I am a bit unsure about the organization and partition of the
material for the next two meeting. So I'll provide what is planned
for both as well as my recommendation and hesitations.
In the meeting, I will focus on three issues.
- The general paradigm of PRGs, which combines (1) a deterministic stretch
with (2) a notion of computational (i.e., restricted) indistinguishability,
which is weaker than statistic indistinguishability.
[Indeed, PRGs stretch/extend randomness, not "generate" it from scratch.]
On top of it, we consider (3) the complexity of generation.
Without item (3), we can easily get strong PRGs -- See Exer 8.1.
- In general purpose PRGs, item (2) refers to *any* PPT,
whereas item (3) refers to a fixed poly-time computation
(and thus stretch is restricted to that level).

_EXERCISE INSTRUCTIONS:_
**1.** What three numbered components of the general PRG paradigm does the passage on PRGs give?
**2.** Can you carry the passage on PRGs further, starting after its last sentence?
The items after this point are separate material, unconnected to the passage on PRGs.

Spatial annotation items
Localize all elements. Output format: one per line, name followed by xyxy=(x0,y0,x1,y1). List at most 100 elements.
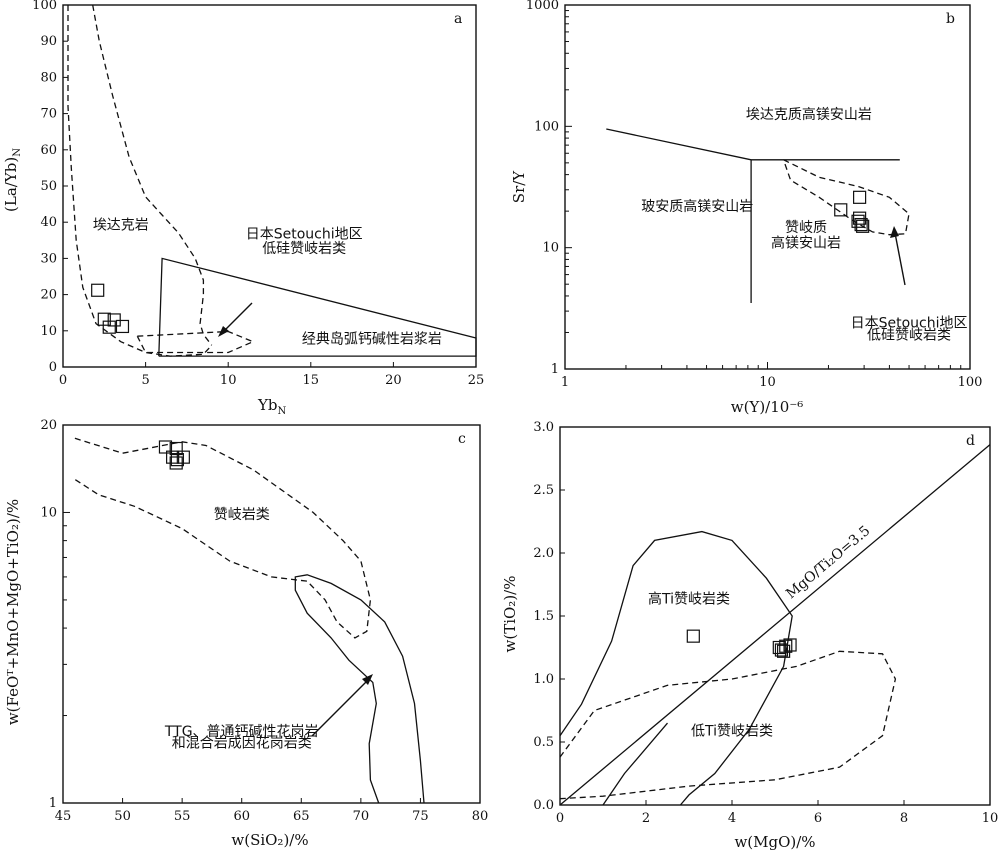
panel-b-ytick-label-0: 1 xyxy=(551,362,559,377)
panel-c-ytick-label-0: 1 xyxy=(49,796,57,811)
panel-c-arrow xyxy=(311,679,369,737)
panel-a-xtick-label-4: 20 xyxy=(385,373,402,388)
panel-c-yticks: 1 10 20 xyxy=(40,418,70,811)
panel-a-xtick-label-5: 25 xyxy=(468,373,485,388)
panel-a-point-0 xyxy=(91,283,105,297)
panel-a-ytick-label-1: 10 xyxy=(40,324,57,339)
panel-a-xlabel: YbN xyxy=(257,396,287,417)
panel-a-ytick-label-3: 30 xyxy=(40,251,57,266)
panel-c-field-ttg-solid xyxy=(294,574,425,804)
panel-d-xtick-label-5: 10 xyxy=(982,811,999,826)
panel-d-ytick-label-4: 2.0 xyxy=(533,546,554,561)
panel-b-xtick-label-0: 1 xyxy=(561,375,569,390)
panel-b-letter: b xyxy=(946,11,955,27)
panel-d-frame xyxy=(559,426,991,806)
panel-c-ytick-label-2: 20 xyxy=(40,418,57,433)
panel-b-ytick-label-2: 100 xyxy=(534,119,559,134)
panel-b-arrow xyxy=(894,232,906,286)
panel-c-ytick-label-1: 10 xyxy=(40,505,57,520)
panel-a-frame xyxy=(62,4,477,368)
panel-d-xtick-label-3: 6 xyxy=(814,811,822,826)
panel-b-field-label-5: 低硅赞岐岩类 xyxy=(867,328,951,344)
panel-b-field-label-3: 高镁安山岩 xyxy=(771,235,841,252)
panel-d-field-label-0: 高Ti赞岐岩类 xyxy=(648,590,730,607)
panel-c-field-label-1: TTG、普通钙碱性花岗岩 xyxy=(164,724,319,740)
panel-d-letter: d xyxy=(966,433,975,449)
panel-b-fields xyxy=(606,128,910,303)
panel-b-ytick-label-1: 10 xyxy=(542,241,559,256)
panel-a-field-label-3: 经典岛弧钙碱性岩浆岩 xyxy=(302,331,442,347)
panel-c-xlabel: w(SiO₂)/% xyxy=(231,831,308,849)
panel-d-xtick-label-4: 8 xyxy=(900,811,908,826)
panel-a-field-adakite-boundary-dashed-2 xyxy=(92,4,213,346)
panel-a-field-label-2: 低硅赞岐岩类 xyxy=(262,241,346,257)
panel-c-xtick-label-1: 50 xyxy=(114,809,131,824)
panel-a-xtick-label-3: 15 xyxy=(303,373,320,388)
panel-b-frame xyxy=(564,4,971,370)
panel-a-point-3 xyxy=(115,319,130,334)
panel-d-field-label-2: MgO/Ti₂O=3.5 xyxy=(783,523,873,602)
panel-a-ytick-label-4: 40 xyxy=(40,215,57,230)
panel-d-xticks: 0 2 4 6 8 10 xyxy=(556,800,998,826)
panel-c: c 45 50 55 60 65 70 75 80 1 10 20 赞岐岩类 TTG、普通钙碱性花岗… xyxy=(4,418,488,849)
panel-d-xtick-label-2: 4 xyxy=(728,811,736,826)
panel-a-arrow xyxy=(221,302,253,334)
panel-a-xtick-label-1: 5 xyxy=(141,373,149,388)
panel-b-xlabel: w(Y)/10⁻⁶ xyxy=(731,398,804,416)
panel-c-point-1 xyxy=(169,441,183,456)
panel-a-ytick-label-6: 60 xyxy=(40,143,57,158)
panel-a-arrowhead xyxy=(218,326,229,337)
panel-d-xtick-label-1: 2 xyxy=(642,811,650,826)
panel-a-ytick-label-9: 90 xyxy=(40,34,57,49)
panel-b-xtick-label-1: 10 xyxy=(759,375,776,390)
panel-c-xtick-label-6: 75 xyxy=(412,809,429,824)
panel-d-field-high-ti-inner-solid xyxy=(602,722,668,806)
panel-b-point-2 xyxy=(851,214,865,228)
panel-b-field-labels: 埃达克质高镁安山岩玻安质高镁安山岩赞岐质高镁安山岩日本Setouchi地区低硅赞… xyxy=(641,106,967,344)
panel-b-point-4 xyxy=(853,211,867,225)
panel-a-field-setouchi-field-dashed xyxy=(136,330,255,354)
panel-d-xtick-label-0: 0 xyxy=(556,811,564,826)
panel-a-fields xyxy=(67,4,477,357)
panel-a-field-label-1: 日本Setouchi地区 xyxy=(246,226,363,242)
panel-b: b 1 10 100 1 10 100 1000 埃达克质高镁安山岩玻安质高镁安山岩赞岐质… xyxy=(510,0,982,416)
panel-b-yticks: 1 10 100 1000 xyxy=(526,0,572,377)
panel-c-frame xyxy=(62,424,481,804)
panel-a-ylabel: (La/Yb)N xyxy=(2,148,23,212)
panel-d-point-2 xyxy=(774,643,789,657)
panel-c-letter: c xyxy=(458,431,466,447)
panel-b-point-5 xyxy=(856,219,870,233)
panel-c-xtick-label-5: 70 xyxy=(353,809,370,824)
panel-a-ytick-label-2: 20 xyxy=(40,288,57,303)
panel-b-point-0 xyxy=(853,190,867,204)
panel-d-points xyxy=(686,629,797,658)
panel-a: a 0 5 10 15 20 25 0 10 20 30 40 50 60 70 80 90 100 埃达克岩… xyxy=(2,0,484,417)
panel-a-yticks: 0 10 20 30 40 50 60 70 80 90 100 xyxy=(32,0,68,375)
panel-d-field-high-ti-solid xyxy=(559,530,793,806)
panel-b-points xyxy=(834,190,870,233)
panel-a-ytick-label-8: 80 xyxy=(40,70,57,85)
panel-b-point-1 xyxy=(834,203,848,217)
panel-a-ytick-label-10: 100 xyxy=(32,0,57,13)
panel-a-point-4 xyxy=(102,320,116,334)
panel-d-point-3 xyxy=(779,639,793,653)
panel-c-xtick-label-0: 45 xyxy=(55,809,72,824)
panel-d-fields xyxy=(559,444,991,806)
panel-d-ytick-label-5: 2.5 xyxy=(533,483,554,498)
panel-a-ytick-label-5: 50 xyxy=(40,179,57,194)
panel-d-field-label-1: 低Ti赞岐岩类 xyxy=(691,724,773,740)
panel-b-field-label-2: 赞岐质 xyxy=(785,220,827,236)
panel-d-reference-line xyxy=(559,444,991,806)
panel-d-point-0 xyxy=(686,629,700,643)
panel-c-field-label-2: 和混合岩成因花岗岩类 xyxy=(172,736,312,752)
panel-d-ytick-label-0: 0.0 xyxy=(533,798,554,813)
panel-b-xtick-label-2: 100 xyxy=(958,375,983,390)
panel-d-ytick-label-2: 1.0 xyxy=(533,672,554,687)
panel-a-letter: a xyxy=(454,11,462,27)
panel-a-point-1 xyxy=(97,312,111,326)
panel-a-xtick-label-2: 10 xyxy=(220,373,237,388)
panel-b-xticks: 1 10 100 xyxy=(561,362,983,390)
panel-d-ytick-label-3: 1.5 xyxy=(533,609,554,624)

_RESPONSES FOR EACH TASK:_
**1.**
(1) a deterministic stretch
(2) a notion of computational (i.e., restricted) indistinguishability, which is weaker than statistic indistinguishability
(3) the complexity of generation

**2.**
The point is that a single PRGs is good wrt all efficient applications,
even those that require more resources that the generator's evaluation.
- A focus on Computational Indistinguishability (CI) highlighting:
(i) CI is a strict relaxation of statistical indistinguishability.
(ii) Showing that (i) holds for PPT-computable distribution ensembles
requires PRGs (see Exer 8.9).
(iii) Computational indistinguishability wrt multiple samples
and when is it implied by CI wrt a single sample (see Exer 8.10).
(iv) The hybrid method.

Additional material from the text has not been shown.